======== Data provided
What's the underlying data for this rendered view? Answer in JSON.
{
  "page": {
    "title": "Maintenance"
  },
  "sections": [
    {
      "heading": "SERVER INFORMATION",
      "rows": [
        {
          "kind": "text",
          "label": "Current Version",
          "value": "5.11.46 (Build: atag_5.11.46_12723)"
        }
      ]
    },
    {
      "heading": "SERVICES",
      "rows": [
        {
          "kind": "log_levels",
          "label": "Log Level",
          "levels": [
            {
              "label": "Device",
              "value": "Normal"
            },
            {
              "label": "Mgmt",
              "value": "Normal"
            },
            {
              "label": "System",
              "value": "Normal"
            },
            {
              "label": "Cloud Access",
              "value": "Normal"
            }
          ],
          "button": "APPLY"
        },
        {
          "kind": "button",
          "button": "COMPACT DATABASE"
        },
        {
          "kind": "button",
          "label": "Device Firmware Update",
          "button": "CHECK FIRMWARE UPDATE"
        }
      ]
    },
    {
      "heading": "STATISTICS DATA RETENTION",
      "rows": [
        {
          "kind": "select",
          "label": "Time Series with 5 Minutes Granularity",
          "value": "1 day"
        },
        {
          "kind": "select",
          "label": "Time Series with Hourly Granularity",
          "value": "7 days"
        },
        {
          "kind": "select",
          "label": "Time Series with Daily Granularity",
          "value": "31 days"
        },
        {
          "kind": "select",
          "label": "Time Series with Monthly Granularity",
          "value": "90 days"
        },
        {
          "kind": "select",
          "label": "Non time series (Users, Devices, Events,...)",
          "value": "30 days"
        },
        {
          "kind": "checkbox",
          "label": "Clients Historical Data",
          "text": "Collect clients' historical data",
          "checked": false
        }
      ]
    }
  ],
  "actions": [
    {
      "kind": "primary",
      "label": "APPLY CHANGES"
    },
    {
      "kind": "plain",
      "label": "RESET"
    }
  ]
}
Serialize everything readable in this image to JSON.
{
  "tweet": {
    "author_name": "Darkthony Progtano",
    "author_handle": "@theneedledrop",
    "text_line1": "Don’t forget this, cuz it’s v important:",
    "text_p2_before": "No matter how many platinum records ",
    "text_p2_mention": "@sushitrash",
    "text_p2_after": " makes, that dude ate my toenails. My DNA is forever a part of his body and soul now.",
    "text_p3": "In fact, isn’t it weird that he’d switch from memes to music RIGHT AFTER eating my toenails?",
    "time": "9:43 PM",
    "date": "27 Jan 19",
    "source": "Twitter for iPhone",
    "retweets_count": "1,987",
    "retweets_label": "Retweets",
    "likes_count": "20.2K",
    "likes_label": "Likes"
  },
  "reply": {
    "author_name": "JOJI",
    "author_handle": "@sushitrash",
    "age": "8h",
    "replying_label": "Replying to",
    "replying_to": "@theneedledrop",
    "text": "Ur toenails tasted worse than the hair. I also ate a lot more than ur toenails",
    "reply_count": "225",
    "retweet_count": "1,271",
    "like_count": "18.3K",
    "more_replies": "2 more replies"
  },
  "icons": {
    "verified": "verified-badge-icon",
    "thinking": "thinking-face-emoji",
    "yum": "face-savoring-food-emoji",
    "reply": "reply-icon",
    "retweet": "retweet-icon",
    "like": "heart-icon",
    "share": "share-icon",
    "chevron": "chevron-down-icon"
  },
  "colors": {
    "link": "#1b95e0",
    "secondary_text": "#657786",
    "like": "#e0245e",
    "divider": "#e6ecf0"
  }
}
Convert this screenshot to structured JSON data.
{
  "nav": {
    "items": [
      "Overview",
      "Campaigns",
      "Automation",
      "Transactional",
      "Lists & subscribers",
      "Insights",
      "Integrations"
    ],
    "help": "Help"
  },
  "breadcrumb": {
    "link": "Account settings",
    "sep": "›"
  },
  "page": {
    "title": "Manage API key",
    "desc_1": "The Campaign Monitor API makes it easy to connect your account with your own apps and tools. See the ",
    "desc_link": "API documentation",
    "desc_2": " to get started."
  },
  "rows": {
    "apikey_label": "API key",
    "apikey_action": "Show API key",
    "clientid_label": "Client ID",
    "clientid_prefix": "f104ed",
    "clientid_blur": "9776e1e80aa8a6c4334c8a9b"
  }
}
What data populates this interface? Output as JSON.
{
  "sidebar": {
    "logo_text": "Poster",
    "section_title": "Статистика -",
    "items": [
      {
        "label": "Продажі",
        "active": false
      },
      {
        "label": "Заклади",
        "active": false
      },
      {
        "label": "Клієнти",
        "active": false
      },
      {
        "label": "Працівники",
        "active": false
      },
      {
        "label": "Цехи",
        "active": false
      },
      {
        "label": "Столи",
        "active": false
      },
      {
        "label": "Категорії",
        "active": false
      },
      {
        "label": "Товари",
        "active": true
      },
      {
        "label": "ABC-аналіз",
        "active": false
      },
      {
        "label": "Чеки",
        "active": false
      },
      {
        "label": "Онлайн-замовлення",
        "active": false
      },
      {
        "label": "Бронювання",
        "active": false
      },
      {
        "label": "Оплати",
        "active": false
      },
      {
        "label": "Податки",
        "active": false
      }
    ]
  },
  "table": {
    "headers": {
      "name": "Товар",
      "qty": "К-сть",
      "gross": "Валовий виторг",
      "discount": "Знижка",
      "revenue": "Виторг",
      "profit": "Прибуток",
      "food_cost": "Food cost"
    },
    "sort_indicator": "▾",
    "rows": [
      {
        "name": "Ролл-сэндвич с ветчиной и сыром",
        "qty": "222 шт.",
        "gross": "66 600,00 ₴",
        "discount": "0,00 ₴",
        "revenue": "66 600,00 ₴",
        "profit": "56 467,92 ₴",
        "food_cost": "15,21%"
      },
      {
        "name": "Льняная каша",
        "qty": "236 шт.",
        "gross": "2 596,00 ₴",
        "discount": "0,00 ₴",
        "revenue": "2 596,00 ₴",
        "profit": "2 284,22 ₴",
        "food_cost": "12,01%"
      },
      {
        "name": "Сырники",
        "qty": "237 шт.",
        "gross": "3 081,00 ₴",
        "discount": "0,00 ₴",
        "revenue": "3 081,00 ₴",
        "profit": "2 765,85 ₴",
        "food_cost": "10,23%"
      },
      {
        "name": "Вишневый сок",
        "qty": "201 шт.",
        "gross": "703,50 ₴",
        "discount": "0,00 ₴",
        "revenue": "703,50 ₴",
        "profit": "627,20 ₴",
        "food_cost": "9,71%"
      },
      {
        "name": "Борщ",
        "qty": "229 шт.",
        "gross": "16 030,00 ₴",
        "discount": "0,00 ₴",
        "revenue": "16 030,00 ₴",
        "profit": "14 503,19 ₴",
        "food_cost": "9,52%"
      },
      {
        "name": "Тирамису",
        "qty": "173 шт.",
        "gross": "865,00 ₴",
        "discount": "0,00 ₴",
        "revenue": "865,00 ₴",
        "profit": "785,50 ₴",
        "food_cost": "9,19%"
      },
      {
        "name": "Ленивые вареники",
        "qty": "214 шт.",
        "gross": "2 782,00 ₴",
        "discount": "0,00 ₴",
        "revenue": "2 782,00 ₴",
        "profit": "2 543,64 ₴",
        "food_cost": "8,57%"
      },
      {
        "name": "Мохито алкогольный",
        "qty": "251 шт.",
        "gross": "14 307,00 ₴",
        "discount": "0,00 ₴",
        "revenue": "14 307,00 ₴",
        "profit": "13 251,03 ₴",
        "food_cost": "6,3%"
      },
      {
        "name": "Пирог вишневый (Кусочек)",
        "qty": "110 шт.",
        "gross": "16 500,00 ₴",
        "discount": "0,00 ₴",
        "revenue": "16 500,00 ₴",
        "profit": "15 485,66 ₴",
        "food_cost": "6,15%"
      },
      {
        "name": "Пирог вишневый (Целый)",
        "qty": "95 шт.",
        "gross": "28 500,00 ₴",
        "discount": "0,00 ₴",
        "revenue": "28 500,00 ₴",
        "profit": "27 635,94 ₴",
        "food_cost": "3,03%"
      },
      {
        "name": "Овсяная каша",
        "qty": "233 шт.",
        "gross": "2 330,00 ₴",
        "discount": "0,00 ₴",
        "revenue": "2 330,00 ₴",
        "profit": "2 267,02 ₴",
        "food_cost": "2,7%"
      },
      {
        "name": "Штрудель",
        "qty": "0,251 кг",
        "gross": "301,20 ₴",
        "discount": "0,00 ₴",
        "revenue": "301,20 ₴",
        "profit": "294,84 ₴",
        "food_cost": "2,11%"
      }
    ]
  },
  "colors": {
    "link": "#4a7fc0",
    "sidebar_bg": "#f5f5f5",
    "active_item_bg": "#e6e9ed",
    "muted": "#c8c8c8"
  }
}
================
What is being asked :: In the records above, find each line holding "Пирог" and copy it.

Written reply ::
        "name": "Пирог вишневый (Кусочек)",
        "name": "Пирог вишневый (Целый)",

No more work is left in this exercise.